▸ EXERCISE AIM
Every line of the material below must be repeated exactly.

[Entries taken from a collection]
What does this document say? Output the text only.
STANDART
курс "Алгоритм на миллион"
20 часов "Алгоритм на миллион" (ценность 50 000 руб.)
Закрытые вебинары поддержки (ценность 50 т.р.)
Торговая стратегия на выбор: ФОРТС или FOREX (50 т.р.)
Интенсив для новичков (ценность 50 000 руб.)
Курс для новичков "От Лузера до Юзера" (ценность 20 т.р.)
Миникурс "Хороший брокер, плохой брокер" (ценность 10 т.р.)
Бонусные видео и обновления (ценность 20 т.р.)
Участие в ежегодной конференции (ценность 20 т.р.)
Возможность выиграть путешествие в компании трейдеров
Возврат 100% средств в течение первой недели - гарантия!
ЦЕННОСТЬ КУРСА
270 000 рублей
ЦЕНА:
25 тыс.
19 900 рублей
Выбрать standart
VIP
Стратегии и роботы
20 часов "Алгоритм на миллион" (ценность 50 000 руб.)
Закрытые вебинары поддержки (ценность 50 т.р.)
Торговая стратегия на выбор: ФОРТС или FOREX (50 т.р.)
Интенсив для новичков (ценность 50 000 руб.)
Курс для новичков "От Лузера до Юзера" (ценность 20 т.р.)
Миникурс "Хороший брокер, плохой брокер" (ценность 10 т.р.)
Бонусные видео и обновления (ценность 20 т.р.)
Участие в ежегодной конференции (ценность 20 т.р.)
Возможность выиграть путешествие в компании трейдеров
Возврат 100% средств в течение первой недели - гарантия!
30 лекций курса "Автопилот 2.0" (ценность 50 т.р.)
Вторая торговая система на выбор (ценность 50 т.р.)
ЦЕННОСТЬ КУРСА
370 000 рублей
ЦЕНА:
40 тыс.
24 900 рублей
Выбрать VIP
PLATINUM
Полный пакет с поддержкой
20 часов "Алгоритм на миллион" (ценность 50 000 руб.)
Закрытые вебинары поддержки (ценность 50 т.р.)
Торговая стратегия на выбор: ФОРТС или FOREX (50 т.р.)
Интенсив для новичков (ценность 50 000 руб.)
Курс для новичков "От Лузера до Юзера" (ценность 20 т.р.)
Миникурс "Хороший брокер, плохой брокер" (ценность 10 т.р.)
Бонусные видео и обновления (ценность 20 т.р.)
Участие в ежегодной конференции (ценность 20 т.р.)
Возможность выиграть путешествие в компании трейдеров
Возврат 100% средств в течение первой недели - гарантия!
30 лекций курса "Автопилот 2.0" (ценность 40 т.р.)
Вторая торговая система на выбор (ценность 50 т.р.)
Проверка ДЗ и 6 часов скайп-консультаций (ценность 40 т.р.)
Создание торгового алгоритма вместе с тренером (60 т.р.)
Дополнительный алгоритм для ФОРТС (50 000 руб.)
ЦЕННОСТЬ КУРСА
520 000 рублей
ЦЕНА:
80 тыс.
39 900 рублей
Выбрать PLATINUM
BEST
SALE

▸ RESPONSE TO THE EXERCISE
What does this document say? Output the text only.
STANDART
курс "Алгоритм на миллион"
20 часов "Алгоритм на миллион" (ценность 50 000 руб.)
Закрытые вебинары поддержки (ценность 50 т.р.)
Торговая стратегия на выбор: ФОРТС или FOREX (50 т.р.)
Интенсив для новичков (ценность 50 000 руб.)
Курс для новичков "От Лузера до Юзера" (ценность 20 т.р.)
Миникурс "Хороший брокер, плохой брокер" (ценность 10 т.р.)
Бонусные видео и обновления (ценность 20 т.р.)
Участие в ежегодной конференции (ценность 20 т.р.)
Возможность выиграть путешествие в компании трейдеров
Возврат 100% средств в течение первой недели - гарантия!
ЦЕННОСТЬ КУРСА
270 000 рублей
ЦЕНА:
25 тыс.
19 900 рублей
Выбрать standart
VIP
Стратегии и роботы
20 часов "Алгоритм на миллион" (ценность 50 000 руб.)
Закрытые вебинары поддержки (ценность 50 т.р.)
Торговая стратегия на выбор: ФОРТС или FOREX (50 т.р.)
Интенсив для новичков (ценность 50 000 руб.)
Курс для новичков "От Лузера до Юзера" (ценность 20 т.р.)
Миникурс "Хороший брокер, плохой брокер" (ценность 10 т.р.)
Бонусные видео и обновления (ценность 20 т.р.)
Участие в ежегодной конференции (ценность 20 т.р.)
Возможность выиграть путешествие в компании трейдеров
Возврат 100% средств в течение первой недели - гарантия!
30 лекций курса "Автопилот 2.0" (ценность 50 т.р.)
Вторая торговая система на выбор (ценность 50 т.р.)
ЦЕННОСТЬ КУРСА
370 000 рублей
ЦЕНА:
40 тыс.
24 900 рублей
Выбрать VIP
PLATINUM
Полный пакет с поддержкой
20 часов "Алгоритм на миллион" (ценность 50 000 руб.)
Закрытые вебинары поддержки (ценность 50 т.р.)
Торговая стратегия на выбор: ФОРТС или FOREX (50 т.р.)
Интенсив для новичков (ценность 50 000 руб.)
Курс для новичков "От Лузера до Юзера" (ценность 20 т.р.)
Миникурс "Хороший брокер, плохой брокер" (ценность 10 т.р.)
Бонусные видео и обновления (ценность 20 т.р.)
Участие в ежегодной конференции (ценность 20 т.р.)
Возможность выиграть путешествие в компании трейдеров
Возврат 100% средств в течение первой недели - гарантия!
30 лекций курса "Автопилот 2.0" (ценность 40 т.р.)
Вторая торговая система на выбор (ценность 50 т.р.)
Проверка ДЗ и 6 часов скайп-консультаций (ценность 40 т.р.)
Создание торгового алгоритма вместе с тренером (60 т.р.)
Дополнительный алгоритм для ФОРТС (50 000 руб.)
ЦЕННОСТЬ КУРСА
520 000 рублей
ЦЕНА:
80 тыс.
39 900 рублей
Выбрать PLATINUM
BEST
SALE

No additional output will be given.